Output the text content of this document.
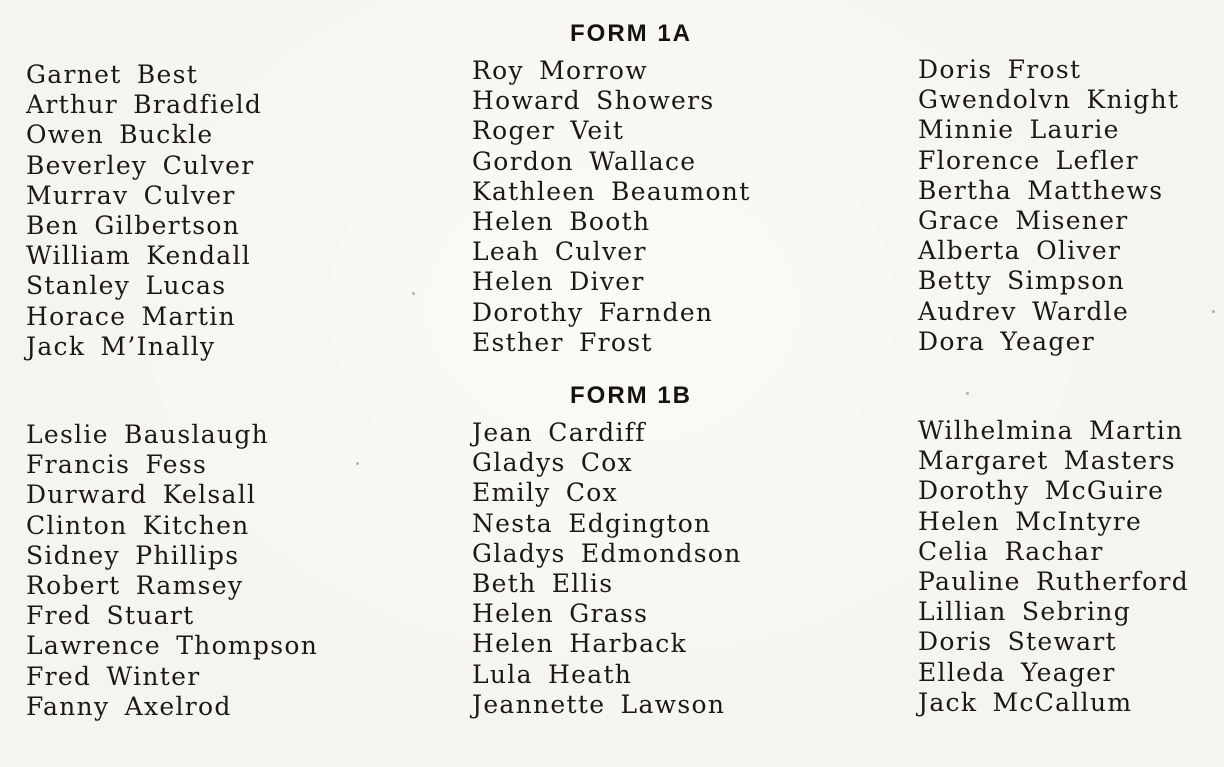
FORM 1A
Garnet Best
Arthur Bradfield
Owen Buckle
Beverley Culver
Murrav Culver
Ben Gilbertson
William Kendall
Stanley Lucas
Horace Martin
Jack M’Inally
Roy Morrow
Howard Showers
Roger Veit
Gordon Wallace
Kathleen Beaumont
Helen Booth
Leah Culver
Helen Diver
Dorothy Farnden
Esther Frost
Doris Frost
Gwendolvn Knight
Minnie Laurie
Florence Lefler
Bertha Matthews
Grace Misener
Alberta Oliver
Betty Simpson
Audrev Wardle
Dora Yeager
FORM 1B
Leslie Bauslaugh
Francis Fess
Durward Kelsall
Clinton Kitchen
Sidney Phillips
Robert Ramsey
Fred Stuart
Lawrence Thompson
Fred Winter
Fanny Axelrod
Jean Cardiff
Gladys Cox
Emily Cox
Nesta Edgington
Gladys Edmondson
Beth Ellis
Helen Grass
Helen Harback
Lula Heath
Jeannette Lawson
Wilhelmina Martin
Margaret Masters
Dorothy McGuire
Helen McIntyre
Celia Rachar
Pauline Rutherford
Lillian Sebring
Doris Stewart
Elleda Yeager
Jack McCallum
+++++
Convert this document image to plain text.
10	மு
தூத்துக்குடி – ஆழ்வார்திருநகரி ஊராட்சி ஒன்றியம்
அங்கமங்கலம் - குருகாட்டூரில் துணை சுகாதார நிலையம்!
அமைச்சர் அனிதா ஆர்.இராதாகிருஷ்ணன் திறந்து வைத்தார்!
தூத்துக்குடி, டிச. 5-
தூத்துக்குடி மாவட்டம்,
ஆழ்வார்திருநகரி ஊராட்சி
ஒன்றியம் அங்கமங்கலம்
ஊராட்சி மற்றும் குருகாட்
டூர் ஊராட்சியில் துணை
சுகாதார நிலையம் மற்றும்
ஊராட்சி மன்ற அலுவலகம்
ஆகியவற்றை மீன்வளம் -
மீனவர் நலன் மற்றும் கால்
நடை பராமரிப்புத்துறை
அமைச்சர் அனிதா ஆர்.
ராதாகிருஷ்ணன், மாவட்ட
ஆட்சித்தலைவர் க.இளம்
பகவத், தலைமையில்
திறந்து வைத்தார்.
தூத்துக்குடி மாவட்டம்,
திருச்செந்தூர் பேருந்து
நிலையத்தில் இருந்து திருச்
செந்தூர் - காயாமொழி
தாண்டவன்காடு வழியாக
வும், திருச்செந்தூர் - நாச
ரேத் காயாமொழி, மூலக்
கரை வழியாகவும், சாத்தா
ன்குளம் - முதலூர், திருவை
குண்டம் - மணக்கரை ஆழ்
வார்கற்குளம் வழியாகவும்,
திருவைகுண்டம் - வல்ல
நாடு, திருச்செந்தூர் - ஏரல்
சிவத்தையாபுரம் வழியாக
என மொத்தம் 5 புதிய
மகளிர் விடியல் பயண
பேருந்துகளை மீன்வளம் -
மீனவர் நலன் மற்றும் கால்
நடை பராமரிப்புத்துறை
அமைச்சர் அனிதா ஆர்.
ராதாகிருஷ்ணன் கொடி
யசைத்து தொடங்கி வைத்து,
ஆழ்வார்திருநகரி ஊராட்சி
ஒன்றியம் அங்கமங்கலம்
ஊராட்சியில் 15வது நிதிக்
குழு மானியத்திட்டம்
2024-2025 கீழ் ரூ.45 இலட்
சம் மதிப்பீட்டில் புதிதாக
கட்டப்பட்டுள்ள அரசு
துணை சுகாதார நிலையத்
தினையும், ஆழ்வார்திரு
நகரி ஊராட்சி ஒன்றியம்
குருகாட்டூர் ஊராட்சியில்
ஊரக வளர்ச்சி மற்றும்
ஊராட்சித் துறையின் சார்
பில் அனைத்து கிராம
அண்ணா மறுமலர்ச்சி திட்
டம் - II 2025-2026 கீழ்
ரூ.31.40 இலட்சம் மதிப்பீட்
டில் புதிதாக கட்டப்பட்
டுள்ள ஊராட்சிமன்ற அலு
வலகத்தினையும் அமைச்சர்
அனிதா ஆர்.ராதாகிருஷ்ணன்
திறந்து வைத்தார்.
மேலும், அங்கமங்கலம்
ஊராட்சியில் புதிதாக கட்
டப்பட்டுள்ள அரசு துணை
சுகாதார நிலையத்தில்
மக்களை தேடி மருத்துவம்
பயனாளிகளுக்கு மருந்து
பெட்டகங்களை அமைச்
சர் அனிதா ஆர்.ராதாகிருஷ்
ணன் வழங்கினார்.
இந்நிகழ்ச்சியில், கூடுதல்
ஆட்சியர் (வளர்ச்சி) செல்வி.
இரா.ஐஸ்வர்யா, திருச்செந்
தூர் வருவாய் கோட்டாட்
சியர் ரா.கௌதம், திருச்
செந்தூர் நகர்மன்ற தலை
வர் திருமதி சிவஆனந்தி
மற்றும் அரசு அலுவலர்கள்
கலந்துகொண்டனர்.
+++++
| DIRECTION |
State only how many lines in the material include "document".

| OUTPUT |
2